> The problem
Reproduce exactly, with no other output, every line of the data below from the line containing "Read out every word on this page." to the end, inclusive.

--- START ---

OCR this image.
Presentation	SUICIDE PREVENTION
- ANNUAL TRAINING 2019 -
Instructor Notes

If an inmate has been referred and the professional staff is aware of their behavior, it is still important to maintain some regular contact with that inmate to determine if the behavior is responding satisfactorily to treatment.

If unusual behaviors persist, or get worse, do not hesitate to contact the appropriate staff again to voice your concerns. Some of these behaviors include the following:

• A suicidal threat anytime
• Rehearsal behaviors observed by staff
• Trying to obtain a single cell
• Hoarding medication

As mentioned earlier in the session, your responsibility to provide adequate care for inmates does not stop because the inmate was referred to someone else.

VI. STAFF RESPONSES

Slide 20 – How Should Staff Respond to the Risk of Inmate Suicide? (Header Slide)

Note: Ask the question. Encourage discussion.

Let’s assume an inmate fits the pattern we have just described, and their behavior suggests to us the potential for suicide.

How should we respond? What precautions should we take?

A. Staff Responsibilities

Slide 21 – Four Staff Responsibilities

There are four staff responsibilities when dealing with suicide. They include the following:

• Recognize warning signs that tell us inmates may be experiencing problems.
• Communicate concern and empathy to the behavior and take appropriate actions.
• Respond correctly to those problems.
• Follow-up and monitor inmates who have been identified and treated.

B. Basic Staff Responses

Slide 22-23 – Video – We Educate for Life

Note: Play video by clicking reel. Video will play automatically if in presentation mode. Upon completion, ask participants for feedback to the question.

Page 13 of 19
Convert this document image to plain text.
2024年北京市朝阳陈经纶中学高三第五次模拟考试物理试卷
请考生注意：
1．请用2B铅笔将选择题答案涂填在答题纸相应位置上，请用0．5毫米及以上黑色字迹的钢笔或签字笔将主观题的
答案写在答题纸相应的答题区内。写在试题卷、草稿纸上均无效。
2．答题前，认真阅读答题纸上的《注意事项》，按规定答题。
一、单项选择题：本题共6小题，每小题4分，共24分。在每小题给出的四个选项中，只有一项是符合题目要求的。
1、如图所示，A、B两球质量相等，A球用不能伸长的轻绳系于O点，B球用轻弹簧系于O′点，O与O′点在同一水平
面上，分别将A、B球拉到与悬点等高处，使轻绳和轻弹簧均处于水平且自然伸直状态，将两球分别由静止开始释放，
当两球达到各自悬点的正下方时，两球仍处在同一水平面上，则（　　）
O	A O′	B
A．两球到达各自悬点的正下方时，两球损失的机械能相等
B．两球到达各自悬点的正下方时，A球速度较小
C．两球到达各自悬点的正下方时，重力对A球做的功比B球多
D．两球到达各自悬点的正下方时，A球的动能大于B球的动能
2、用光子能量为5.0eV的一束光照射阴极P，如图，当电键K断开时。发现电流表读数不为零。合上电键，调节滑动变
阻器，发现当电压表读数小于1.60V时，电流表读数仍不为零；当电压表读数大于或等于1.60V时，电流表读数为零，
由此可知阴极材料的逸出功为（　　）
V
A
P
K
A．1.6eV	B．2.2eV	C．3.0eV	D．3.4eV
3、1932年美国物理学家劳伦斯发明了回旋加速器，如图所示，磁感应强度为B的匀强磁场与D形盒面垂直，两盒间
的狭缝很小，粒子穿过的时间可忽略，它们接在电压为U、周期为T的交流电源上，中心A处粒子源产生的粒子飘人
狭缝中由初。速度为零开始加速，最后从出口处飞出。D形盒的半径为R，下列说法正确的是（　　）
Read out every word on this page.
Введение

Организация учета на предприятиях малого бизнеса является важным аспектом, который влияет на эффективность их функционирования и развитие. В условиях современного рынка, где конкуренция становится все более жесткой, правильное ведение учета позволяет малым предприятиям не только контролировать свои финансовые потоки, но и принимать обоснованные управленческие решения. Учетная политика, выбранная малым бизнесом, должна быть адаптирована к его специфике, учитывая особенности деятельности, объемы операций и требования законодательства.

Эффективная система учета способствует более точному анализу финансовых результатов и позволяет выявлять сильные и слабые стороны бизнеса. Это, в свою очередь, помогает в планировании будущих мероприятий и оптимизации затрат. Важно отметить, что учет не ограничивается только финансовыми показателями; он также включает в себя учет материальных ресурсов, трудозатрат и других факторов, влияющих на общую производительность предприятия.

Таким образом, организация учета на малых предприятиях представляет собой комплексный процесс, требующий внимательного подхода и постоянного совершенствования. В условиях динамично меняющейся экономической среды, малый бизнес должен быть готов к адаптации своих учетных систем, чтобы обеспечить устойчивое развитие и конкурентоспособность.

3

--- END ---

> Full solution
Read out every word on this page.
Введение

Организация учета на предприятиях малого бизнеса является важным аспектом, который влияет на эффективность их функционирования и развитие. В условиях современного рынка, где конкуренция становится все более жесткой, правильное ведение учета позволяет малым предприятиям не только контролировать свои финансовые потоки, но и принимать обоснованные управленческие решения. Учетная политика, выбранная малым бизнесом, должна быть адаптирована к его специфике, учитывая особенности деятельности, объемы операций и требования законодательства.

Эффективная система учета способствует более точному анализу финансовых результатов и позволяет выявлять сильные и слабые стороны бизнеса. Это, в свою очередь, помогает в планировании будущих мероприятий и оптимизации затрат. Важно отметить, что учет не ограничивается только финансовыми показателями; он также включает в себя учет материальных ресурсов, трудозатрат и других факторов, влияющих на общую производительность предприятия.

Таким образом, организация учета на малых предприятиях представляет собой комплексный процесс, требующий внимательного подхода и постоянного совершенствования. В условиях динамично меняющейся экономической среды, малый бизнес должен быть готов к адаптации своих учетных систем, чтобы обеспечить устойчивое развитие и конкурентоспособность.

3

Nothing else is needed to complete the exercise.